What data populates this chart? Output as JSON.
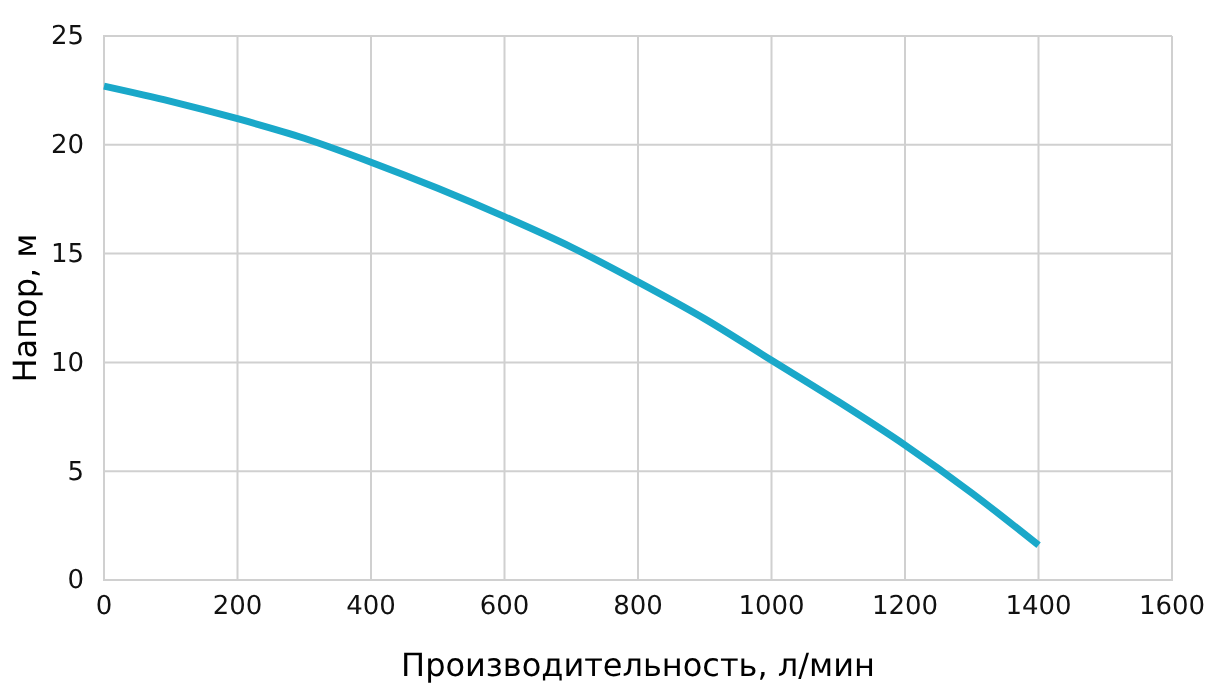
{
  "chart_data": {
    "type": "line",
    "xlabel": "Производительность, л/мин",
    "ylabel": "Напор, м",
    "x": [
      0,
      100,
      200,
      300,
      400,
      500,
      600,
      700,
      800,
      900,
      1000,
      1100,
      1200,
      1300,
      1400
    ],
    "series": [
      {
        "color": "#1aa8c9",
        "values": [
          22.7,
          22.0,
          21.2,
          20.3,
          19.2,
          18.0,
          16.7,
          15.3,
          13.7,
          12.0,
          10.1,
          8.2,
          6.2,
          4.0,
          1.6
        ]
      }
    ],
    "xlim": [
      0,
      1600
    ],
    "xticks": [
      0,
      200,
      400,
      600,
      800,
      1000,
      1200,
      1400,
      1600
    ],
    "ylim": [
      0,
      25
    ],
    "yticks": [
      0,
      5,
      10,
      15,
      20,
      25
    ],
    "grid": true,
    "marker": "none",
    "line_style": "solid"
  }
}
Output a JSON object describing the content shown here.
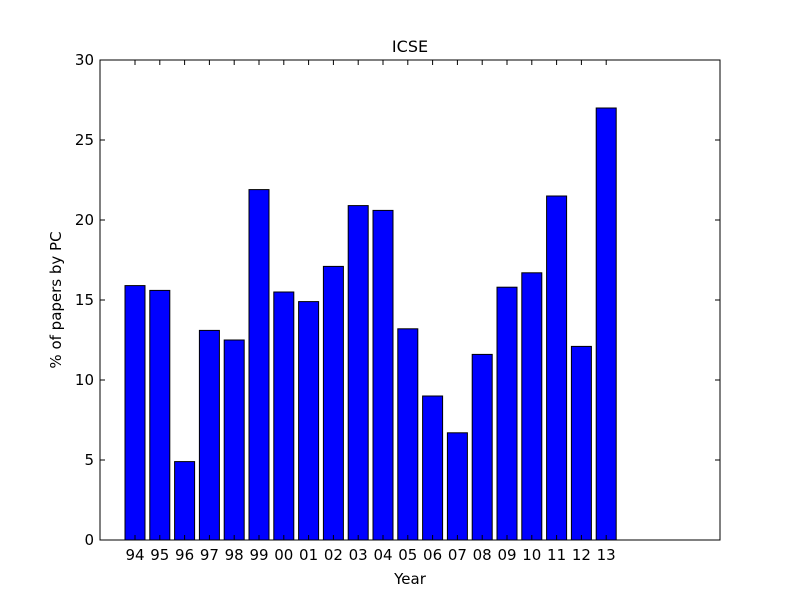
{
  "chart_data": {
    "type": "bar",
    "title": "ICSE",
    "xlabel": "Year",
    "ylabel": "% of papers by PC",
    "categories": [
      "94",
      "95",
      "96",
      "97",
      "98",
      "99",
      "00",
      "01",
      "02",
      "03",
      "04",
      "05",
      "06",
      "07",
      "08",
      "09",
      "10",
      "11",
      "12",
      "13"
    ],
    "values": [
      15.9,
      15.6,
      4.9,
      13.1,
      12.5,
      21.9,
      15.5,
      14.9,
      17.1,
      20.9,
      20.6,
      13.2,
      9.0,
      6.7,
      11.6,
      15.8,
      16.7,
      21.5,
      12.1,
      27.0
    ],
    "ylim": [
      0,
      30
    ],
    "yticks": [
      0,
      5,
      10,
      15,
      20,
      25,
      30
    ],
    "grid": false,
    "colors": {
      "bar_fill": "#0000ff",
      "bar_edge": "#000000",
      "axes": "#000000",
      "background": "#ffffff"
    }
  }
}
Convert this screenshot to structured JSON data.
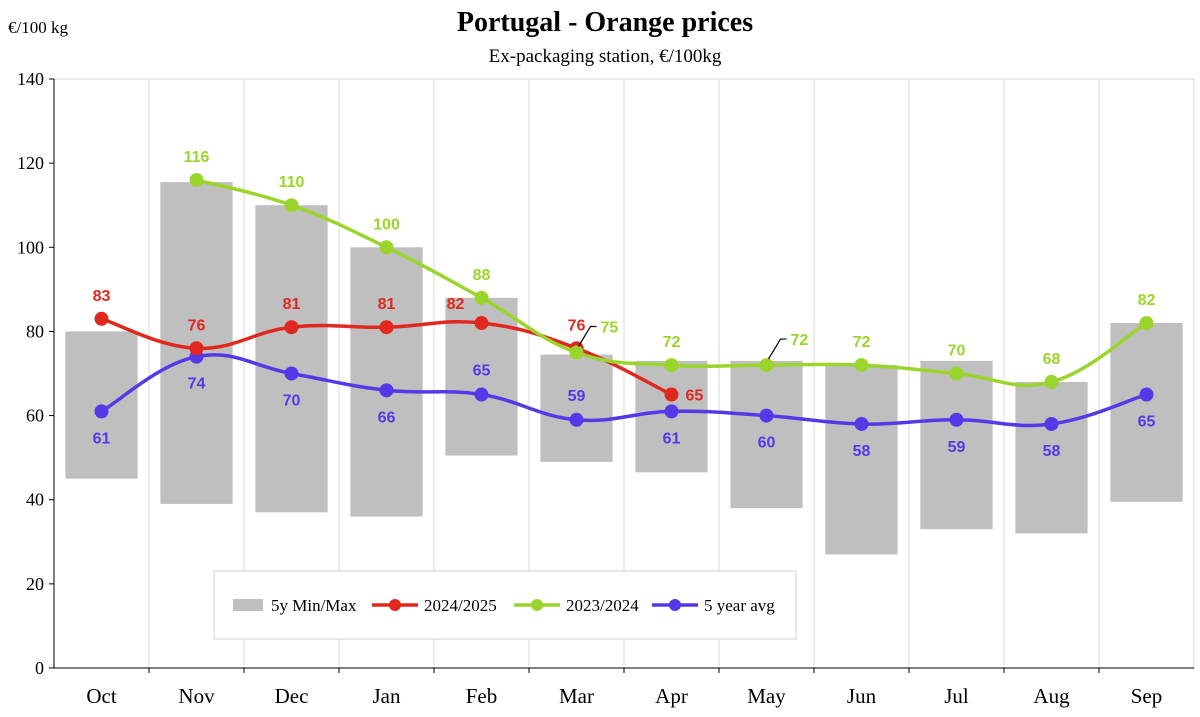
{
  "chart_data": {
    "type": "line",
    "title": "Portugal  -  Orange prices",
    "subtitle": "Ex-packaging  station, €/100kg",
    "ylabel": "€/100 kg",
    "xlabel": "",
    "ylim": [
      0,
      140
    ],
    "yticks": [
      0,
      20,
      40,
      60,
      80,
      100,
      120,
      140
    ],
    "grid": "vertical",
    "legend_position": "bottom-center",
    "categories": [
      "Oct",
      "Nov",
      "Dec",
      "Jan",
      "Feb",
      "Mar",
      "Apr",
      "May",
      "Jun",
      "Jul",
      "Aug",
      "Sep"
    ],
    "range_band": {
      "name": "5y Min/Max",
      "color": "#bfbfbf",
      "min": [
        45,
        39,
        37,
        36,
        50.5,
        49,
        46.5,
        38,
        27,
        33,
        32,
        39.5
      ],
      "max": [
        80,
        115.5,
        110,
        100,
        88,
        74.5,
        73,
        73,
        72,
        73,
        68,
        82
      ]
    },
    "series": [
      {
        "name": "2024/2025",
        "color": "#e0281e",
        "values": [
          83,
          76,
          81,
          81,
          82,
          76,
          65,
          null,
          null,
          null,
          null,
          null
        ],
        "labels": [
          "83",
          "76",
          "81",
          "81",
          "82",
          "76",
          "65",
          "",
          "",
          "",
          "",
          ""
        ]
      },
      {
        "name": "2023/2024",
        "color": "#99d52a",
        "values": [
          null,
          116,
          110,
          100,
          88,
          75,
          72,
          72,
          72,
          70,
          68,
          82
        ],
        "labels": [
          "",
          "116",
          "110",
          "100",
          "88",
          "75",
          "72",
          "72",
          "72",
          "70",
          "68",
          "82"
        ]
      },
      {
        "name": "5 year avg",
        "color": "#5539e8",
        "values": [
          61,
          74,
          70,
          66,
          65,
          59,
          61,
          60,
          58,
          59,
          58,
          65
        ],
        "labels": [
          "61",
          "74",
          "70",
          "66",
          "65",
          "59",
          "61",
          "60",
          "58",
          "59",
          "58",
          "65"
        ]
      }
    ]
  }
}
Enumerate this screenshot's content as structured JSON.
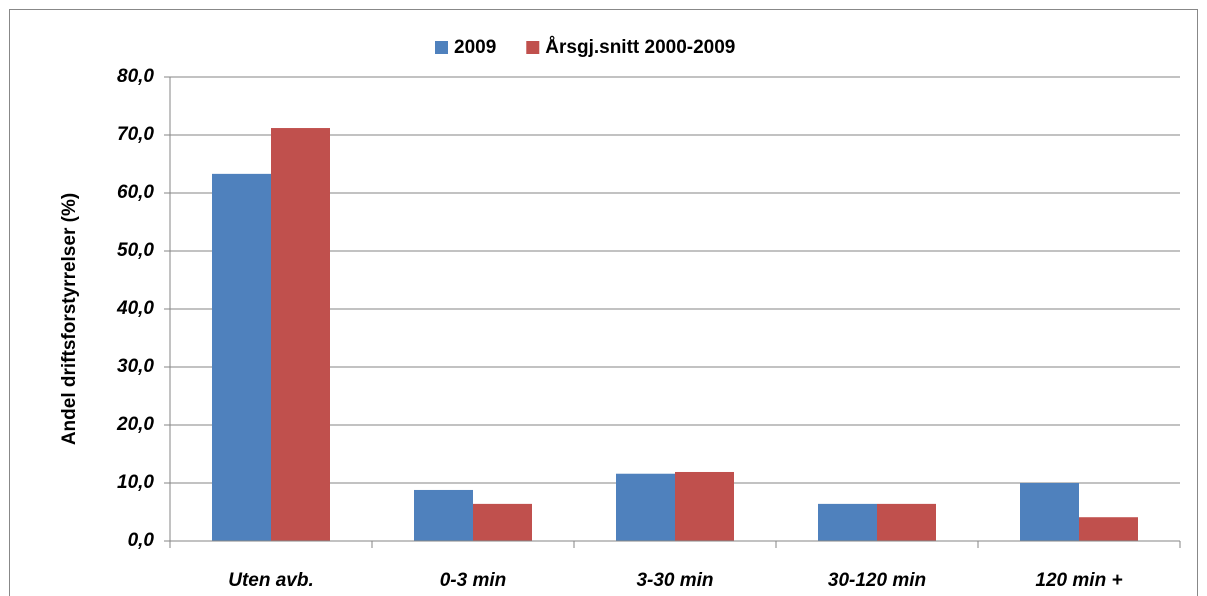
{
  "chart_data": {
    "type": "bar",
    "y_axis_label": "Andel driftsforstyrrelser (%)",
    "categories": [
      "Uten avb.",
      "0-3 min",
      "3-30 min",
      "30-120 min",
      "120 min +"
    ],
    "series": [
      {
        "name": "2009",
        "color": "#4f81bd",
        "values": [
          63.3,
          8.8,
          11.6,
          6.4,
          10.0
        ]
      },
      {
        "name": "Årsgj.snitt 2000-2009",
        "color": "#c0504d",
        "values": [
          71.2,
          6.4,
          11.9,
          6.4,
          4.1
        ]
      }
    ],
    "ylim": [
      0,
      80
    ],
    "yticks": [
      {
        "value": 0,
        "label": "0,0"
      },
      {
        "value": 10,
        "label": "10,0"
      },
      {
        "value": 20,
        "label": "20,0"
      },
      {
        "value": 30,
        "label": "30,0"
      },
      {
        "value": 40,
        "label": "40,0"
      },
      {
        "value": 50,
        "label": "50,0"
      },
      {
        "value": 60,
        "label": "60,0"
      },
      {
        "value": 70,
        "label": "70,0"
      },
      {
        "value": 80,
        "label": "80,0"
      }
    ],
    "grid": true,
    "legend": "top"
  }
}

□ □ □ □ □ □ □

Required task: Go through the data and gather every line that holds "Output".

Solution below:
What data populates this chart? Output as JSON.
Output a JSON object describing the content shown here.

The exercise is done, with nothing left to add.